◆ **Set problem**: Count lines, not occurrences: give the number of lines holding the word "einem", and nothing besides.
------ Data supplied
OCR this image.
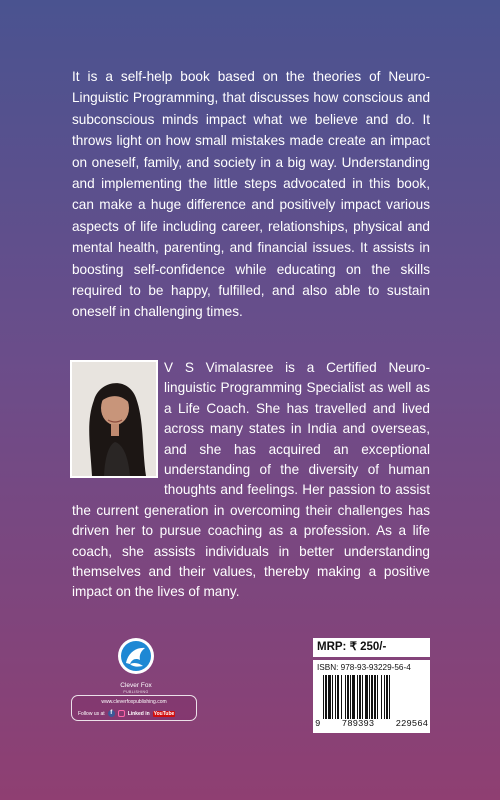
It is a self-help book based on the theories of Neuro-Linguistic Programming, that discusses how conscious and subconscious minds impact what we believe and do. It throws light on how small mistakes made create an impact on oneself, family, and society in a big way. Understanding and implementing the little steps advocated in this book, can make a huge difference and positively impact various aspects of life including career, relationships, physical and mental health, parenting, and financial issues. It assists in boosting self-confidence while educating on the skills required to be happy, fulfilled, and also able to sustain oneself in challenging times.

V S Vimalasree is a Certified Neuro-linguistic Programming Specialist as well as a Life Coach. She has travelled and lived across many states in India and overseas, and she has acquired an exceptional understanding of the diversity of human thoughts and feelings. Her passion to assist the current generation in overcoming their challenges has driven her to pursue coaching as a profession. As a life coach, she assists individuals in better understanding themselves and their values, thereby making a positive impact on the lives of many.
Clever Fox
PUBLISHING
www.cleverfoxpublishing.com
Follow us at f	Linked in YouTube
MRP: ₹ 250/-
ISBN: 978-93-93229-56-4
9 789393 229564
------------
------ Data supplied
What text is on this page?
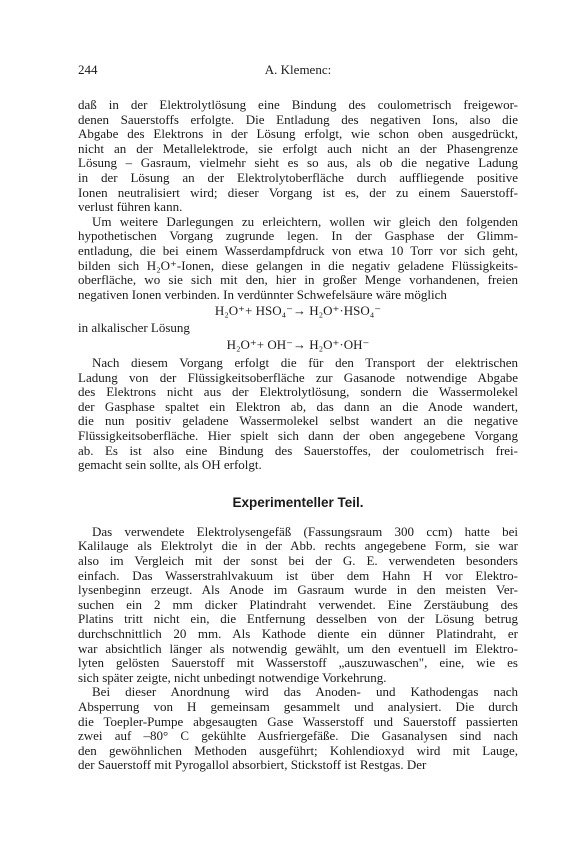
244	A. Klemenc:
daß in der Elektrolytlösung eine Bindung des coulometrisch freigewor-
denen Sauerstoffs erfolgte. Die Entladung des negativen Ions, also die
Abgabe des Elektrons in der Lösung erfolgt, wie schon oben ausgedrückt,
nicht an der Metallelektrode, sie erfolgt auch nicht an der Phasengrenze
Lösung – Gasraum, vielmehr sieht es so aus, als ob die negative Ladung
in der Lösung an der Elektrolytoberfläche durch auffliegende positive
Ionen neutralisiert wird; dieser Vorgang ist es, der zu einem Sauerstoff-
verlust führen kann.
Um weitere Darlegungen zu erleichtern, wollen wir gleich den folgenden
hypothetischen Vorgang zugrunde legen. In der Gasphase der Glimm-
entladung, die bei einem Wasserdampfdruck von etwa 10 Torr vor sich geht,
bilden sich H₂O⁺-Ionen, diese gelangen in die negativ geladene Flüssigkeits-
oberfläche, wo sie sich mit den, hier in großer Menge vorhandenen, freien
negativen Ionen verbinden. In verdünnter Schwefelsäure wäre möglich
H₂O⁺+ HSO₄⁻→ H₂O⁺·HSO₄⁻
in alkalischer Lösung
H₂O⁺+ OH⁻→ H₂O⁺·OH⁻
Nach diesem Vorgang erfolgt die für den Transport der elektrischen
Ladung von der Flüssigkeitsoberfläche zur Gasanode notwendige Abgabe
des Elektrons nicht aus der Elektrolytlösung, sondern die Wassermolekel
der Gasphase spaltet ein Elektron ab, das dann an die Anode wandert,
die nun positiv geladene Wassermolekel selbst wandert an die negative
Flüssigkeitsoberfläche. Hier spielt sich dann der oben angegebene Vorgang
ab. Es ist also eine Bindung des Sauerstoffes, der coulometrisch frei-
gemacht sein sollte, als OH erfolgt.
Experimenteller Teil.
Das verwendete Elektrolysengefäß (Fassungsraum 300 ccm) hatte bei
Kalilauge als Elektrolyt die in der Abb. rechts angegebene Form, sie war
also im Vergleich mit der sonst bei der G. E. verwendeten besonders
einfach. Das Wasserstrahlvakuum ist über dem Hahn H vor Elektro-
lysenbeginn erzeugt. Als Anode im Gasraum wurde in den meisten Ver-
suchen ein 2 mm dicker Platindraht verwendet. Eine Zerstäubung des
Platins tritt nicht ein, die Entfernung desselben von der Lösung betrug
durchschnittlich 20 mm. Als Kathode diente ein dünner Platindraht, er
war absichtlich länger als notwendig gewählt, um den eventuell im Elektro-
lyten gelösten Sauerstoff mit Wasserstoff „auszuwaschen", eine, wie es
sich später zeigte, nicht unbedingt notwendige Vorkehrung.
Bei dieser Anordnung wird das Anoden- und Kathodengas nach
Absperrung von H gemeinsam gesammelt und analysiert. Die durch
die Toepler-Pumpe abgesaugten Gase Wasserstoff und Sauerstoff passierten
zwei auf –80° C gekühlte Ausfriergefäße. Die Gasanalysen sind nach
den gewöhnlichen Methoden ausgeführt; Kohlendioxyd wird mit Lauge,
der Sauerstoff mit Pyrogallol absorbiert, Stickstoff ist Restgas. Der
------------
◆ **Full response**: 2